**DATA SHOWN**
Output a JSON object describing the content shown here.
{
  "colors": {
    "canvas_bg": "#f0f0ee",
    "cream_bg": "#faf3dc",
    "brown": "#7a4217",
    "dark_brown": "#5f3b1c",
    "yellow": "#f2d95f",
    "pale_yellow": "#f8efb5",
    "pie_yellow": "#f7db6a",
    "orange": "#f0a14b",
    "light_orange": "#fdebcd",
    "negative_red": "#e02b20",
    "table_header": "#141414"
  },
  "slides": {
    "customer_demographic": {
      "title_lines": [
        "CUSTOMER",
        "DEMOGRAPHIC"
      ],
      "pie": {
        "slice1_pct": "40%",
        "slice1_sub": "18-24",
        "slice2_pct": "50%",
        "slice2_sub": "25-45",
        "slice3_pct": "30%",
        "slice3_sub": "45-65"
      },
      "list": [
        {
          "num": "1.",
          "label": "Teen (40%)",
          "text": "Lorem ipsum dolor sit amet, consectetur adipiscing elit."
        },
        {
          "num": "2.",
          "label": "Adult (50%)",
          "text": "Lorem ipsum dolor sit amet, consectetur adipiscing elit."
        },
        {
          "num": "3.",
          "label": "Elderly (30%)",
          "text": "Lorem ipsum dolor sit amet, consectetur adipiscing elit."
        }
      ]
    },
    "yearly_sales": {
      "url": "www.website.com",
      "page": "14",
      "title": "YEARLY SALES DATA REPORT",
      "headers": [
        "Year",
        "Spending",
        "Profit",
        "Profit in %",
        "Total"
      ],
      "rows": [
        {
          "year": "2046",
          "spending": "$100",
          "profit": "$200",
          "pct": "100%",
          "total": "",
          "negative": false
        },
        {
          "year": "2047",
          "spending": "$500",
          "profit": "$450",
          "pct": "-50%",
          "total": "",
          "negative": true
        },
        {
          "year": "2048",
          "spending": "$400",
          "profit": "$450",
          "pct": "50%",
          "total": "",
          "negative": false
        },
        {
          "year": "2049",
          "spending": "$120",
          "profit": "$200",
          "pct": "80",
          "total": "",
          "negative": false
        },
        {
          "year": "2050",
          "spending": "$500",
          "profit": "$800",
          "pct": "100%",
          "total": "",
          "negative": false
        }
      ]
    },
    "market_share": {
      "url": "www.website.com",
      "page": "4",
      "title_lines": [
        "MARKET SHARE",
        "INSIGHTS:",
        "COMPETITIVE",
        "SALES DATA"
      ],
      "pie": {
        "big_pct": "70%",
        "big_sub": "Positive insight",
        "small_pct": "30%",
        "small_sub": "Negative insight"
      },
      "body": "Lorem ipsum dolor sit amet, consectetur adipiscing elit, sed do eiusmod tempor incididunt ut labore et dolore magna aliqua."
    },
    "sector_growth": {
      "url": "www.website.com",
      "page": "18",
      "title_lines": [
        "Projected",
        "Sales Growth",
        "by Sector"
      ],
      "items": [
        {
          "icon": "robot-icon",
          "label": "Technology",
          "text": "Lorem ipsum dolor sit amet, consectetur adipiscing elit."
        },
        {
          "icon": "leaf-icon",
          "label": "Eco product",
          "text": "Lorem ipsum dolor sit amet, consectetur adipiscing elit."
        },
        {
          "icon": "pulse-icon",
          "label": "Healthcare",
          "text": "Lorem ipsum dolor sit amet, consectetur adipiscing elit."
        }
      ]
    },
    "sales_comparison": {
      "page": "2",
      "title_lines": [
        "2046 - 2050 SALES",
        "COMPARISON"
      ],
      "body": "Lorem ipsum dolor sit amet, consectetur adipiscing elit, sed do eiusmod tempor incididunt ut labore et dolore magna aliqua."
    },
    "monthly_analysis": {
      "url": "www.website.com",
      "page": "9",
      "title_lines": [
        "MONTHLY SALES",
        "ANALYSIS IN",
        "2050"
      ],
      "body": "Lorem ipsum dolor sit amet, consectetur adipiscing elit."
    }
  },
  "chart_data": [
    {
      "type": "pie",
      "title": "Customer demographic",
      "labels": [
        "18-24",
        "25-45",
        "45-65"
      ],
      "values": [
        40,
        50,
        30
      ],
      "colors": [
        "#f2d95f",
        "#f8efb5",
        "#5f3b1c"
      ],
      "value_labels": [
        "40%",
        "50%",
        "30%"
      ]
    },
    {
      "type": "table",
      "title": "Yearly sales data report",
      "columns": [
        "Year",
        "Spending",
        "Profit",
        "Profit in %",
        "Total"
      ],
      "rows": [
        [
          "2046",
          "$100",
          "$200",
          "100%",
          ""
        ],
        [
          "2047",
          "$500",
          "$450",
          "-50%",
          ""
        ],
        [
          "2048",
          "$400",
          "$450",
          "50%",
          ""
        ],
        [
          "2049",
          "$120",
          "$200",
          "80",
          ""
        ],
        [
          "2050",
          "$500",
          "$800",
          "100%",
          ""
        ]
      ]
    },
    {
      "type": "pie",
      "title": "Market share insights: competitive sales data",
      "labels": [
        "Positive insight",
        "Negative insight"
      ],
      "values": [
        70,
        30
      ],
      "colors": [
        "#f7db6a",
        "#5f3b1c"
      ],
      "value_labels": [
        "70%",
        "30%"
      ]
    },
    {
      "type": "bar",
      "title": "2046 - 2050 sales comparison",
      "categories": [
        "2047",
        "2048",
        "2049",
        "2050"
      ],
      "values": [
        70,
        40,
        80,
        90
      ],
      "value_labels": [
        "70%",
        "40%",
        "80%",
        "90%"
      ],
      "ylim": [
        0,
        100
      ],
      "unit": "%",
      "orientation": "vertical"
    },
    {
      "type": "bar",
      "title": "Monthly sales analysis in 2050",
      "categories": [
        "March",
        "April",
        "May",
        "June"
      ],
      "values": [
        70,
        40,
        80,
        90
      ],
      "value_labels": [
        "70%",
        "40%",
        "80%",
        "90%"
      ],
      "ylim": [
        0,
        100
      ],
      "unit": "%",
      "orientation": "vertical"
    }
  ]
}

**WRITTEN INSTRUCTION**
Using the listing above, return all lines where the word "Positive" occurs.

**THE OUTPUT**
        "big_sub": "Positive insight",
        "Positive insight",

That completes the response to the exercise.